- Task statement
Continue the write-up on the Surf Club bingo pinball's supercard disc, picking up after its last sentence.

- Source excerpt

BINGO PINBALLS

 

Techno Stuff
How They Work - Spin Cycle - Feature Unit Step-up

supercard disc
surf club
supercard disc diagram - click for big version

There's actually three feature discs in Surf Club. The selection feature disc is covered elsewhere. Remaining are the hold feature and the supercard feature discs. The supercard disc is the more interesting of the two, so we'll look at that one in detail, and kinda skim over the hold feature disc.

Score Disc and Mixer #2

Just for a change of pace, we'll work our way down starting at the purple circuit, which is the 50V feed coming from mixer #1 and the reflex unit (same as was feeding the score disc). Some details of this part of the circuit are in the extra balls section. The main difference is the EB trip #1 relay is flopped the other way now, so we have wire #50-10 connecting to wire #83, bypassing mixer #2 when the odds are at step 2. This changes the odds of the 50V squirting out the right side to the following:

score unit step payout level # rivets odds
reset/1 4/16/96 3 12.50%
2 6/20/96 n/a (bypass) 100%
3 8/24/100 13 54.17%
4 12/32/100 13 54.17%
5 18/48/150 9 37.50%
6 36/72/150 9 37.50%
7 48/100/192 5 20.83%
8 64/200/300 5 20.83%

feature step-up
surf club
feature step-up

Spotting Disc and the Supercard Unit

The purple circuit feeds the 50V into the spotting disc, and also guarantees that the first teaser light on supercard #1 lights regardless of where the spotting disc wipers stop. The orange circuit does the same thing for supercard #2. The way it works is three teaser lights illuminate in sequence for steps 1-3, and at step 4 the first supercard lights. step 5-7 are three more teaser lights, and at step 8 the second supercard lights.

- Data section

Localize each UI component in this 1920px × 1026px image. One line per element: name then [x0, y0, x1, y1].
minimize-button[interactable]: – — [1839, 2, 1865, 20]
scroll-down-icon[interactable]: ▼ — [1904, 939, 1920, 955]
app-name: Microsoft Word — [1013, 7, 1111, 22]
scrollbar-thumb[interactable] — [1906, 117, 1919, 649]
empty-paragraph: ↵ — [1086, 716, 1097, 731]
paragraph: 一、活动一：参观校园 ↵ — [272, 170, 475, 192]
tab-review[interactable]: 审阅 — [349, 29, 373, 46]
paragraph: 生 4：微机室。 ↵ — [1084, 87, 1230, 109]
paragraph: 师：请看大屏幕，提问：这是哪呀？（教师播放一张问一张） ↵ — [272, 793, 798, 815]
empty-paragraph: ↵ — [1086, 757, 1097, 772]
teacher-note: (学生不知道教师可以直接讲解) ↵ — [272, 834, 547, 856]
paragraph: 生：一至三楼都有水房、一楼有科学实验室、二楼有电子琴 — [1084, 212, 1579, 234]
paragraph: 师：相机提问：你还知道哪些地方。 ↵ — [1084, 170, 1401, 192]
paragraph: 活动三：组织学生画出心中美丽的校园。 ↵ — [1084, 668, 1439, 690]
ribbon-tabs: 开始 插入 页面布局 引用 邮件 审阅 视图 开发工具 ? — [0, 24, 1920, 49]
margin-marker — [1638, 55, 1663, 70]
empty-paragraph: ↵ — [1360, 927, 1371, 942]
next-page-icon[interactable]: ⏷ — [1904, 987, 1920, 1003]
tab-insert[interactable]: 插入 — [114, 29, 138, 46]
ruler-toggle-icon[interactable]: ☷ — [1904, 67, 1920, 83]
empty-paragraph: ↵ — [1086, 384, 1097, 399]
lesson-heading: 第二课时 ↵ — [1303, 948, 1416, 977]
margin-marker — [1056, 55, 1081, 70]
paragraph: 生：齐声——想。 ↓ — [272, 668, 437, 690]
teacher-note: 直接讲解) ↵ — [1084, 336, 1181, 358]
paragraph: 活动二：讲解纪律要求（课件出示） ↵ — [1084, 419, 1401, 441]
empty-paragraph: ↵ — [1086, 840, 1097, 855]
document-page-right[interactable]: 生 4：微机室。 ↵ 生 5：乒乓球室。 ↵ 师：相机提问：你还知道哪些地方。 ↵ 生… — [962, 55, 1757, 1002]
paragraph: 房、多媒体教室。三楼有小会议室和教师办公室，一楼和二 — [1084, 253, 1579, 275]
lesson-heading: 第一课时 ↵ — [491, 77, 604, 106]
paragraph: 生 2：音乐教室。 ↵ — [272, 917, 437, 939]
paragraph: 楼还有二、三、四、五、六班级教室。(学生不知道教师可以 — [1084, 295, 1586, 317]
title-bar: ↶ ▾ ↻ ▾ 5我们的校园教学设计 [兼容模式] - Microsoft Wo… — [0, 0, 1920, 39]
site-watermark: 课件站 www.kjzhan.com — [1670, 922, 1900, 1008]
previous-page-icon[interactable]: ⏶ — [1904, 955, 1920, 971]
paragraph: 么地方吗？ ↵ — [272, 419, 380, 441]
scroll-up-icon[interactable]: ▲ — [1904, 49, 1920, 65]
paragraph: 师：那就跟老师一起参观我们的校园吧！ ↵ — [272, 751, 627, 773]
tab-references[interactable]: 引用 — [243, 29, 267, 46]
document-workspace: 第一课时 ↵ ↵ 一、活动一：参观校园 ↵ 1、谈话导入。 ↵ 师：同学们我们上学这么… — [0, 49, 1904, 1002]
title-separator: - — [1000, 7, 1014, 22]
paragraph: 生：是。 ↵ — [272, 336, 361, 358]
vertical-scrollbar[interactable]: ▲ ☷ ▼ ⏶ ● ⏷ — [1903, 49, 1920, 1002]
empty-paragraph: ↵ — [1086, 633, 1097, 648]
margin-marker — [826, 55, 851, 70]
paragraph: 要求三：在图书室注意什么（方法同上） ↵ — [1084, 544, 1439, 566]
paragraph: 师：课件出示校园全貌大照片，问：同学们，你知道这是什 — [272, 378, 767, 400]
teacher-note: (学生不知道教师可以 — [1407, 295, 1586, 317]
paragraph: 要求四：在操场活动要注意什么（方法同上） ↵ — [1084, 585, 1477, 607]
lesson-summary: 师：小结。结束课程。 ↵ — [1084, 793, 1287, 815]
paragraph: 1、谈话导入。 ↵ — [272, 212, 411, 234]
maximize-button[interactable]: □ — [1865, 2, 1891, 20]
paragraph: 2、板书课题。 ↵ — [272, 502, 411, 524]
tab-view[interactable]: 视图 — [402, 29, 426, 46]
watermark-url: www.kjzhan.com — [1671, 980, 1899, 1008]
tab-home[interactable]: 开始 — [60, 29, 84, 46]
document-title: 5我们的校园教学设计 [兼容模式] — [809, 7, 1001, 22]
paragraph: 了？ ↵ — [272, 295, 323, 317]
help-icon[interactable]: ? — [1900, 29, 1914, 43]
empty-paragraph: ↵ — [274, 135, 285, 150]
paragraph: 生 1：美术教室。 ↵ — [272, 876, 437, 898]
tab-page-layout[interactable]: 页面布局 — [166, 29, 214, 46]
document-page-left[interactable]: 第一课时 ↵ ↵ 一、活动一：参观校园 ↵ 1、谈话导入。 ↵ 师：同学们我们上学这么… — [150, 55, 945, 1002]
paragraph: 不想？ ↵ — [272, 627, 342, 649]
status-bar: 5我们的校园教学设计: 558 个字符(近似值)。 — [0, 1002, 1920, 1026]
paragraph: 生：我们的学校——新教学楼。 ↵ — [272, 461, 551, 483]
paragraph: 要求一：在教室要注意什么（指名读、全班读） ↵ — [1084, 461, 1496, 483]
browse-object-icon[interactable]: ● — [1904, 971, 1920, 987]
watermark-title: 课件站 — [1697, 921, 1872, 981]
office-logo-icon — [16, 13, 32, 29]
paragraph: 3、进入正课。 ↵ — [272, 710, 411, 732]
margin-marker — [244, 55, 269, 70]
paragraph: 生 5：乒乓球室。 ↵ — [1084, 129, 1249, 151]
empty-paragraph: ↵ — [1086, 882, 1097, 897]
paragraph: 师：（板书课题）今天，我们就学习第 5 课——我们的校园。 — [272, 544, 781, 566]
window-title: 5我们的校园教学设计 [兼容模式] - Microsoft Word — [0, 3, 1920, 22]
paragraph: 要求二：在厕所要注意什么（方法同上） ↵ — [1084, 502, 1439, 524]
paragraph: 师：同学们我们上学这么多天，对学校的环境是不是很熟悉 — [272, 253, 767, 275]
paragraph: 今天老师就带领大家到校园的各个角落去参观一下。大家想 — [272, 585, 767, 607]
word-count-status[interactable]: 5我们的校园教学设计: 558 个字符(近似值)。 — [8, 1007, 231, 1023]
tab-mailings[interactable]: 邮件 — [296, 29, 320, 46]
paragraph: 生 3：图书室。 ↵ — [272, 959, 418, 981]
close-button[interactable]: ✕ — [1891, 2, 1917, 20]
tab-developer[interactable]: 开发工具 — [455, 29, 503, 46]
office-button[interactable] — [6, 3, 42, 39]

- Response to the task
It's also possible to light both supercards during the game play by hitting one of the rollover buttons. This is handled by feeding 50V into the "run to top" circuit.

There's three that can happen on the supercard unit:

  1. single step - advance unit 1 step
  2. run-to-card #1 or #2 - enable card #1 (#2 if #1 already enabled)
  3. run-to-top - enable both super cards immediately

Now here's where this circuitry is interesting. Single stepping is different for cards #1 and #2. On card #1, wire #41-7 is doing it, and once card #1 is lit, then wire #43-7 takes over and does single stepping for card #2. Likewise, there are seperate circuits for "run-to-#1 supercard" and "run-to-#2 supercard". The run-to-#2 circuit is dead unless the unit has advanced to at least step 4 (supercard # is lit). Run-to-top possible available all the time.

According to the manual, you can't single step from position 3 to position 4, which means you must use the run-to-#1 circuit or the run-to-top to enable supercard #1. In other words, it's probably easy to light the first three teasers, and lots harder to enabled the first supercard. Let's find out. The numbers in parenthesis indicate adjustable odds obtained by wiring additional solder lugs on the spotting disc. Run-to-top odds are always 4% (6%)(8%).

supercard unit step single step wire single step odds run to card #1 odds run to card #2 odds
1-3 #41-7 18% 10% n/a
4 #45-7 0% 10% n/a
5 #45-2 100% n/a 8% (12%)
6-8 #43-7 14% (18%)(22%) n/a 8%

So your final odds of advancing the supercard unit is obtained by multiplying the values in the two tables above. For example, to assuming the supercard unit is at step 3, and the scores are at 36/72/150, the the odds of the 50V making it through mixer #2 and the spotting disc are .375 * .1 = 3.75% to step to position 4 (enable the first supercard) and .375 * .04-.08 = 1.5% - 3% for run-to-top. These numbers are sometimes further reduced by mixer #1 and the reflex unit.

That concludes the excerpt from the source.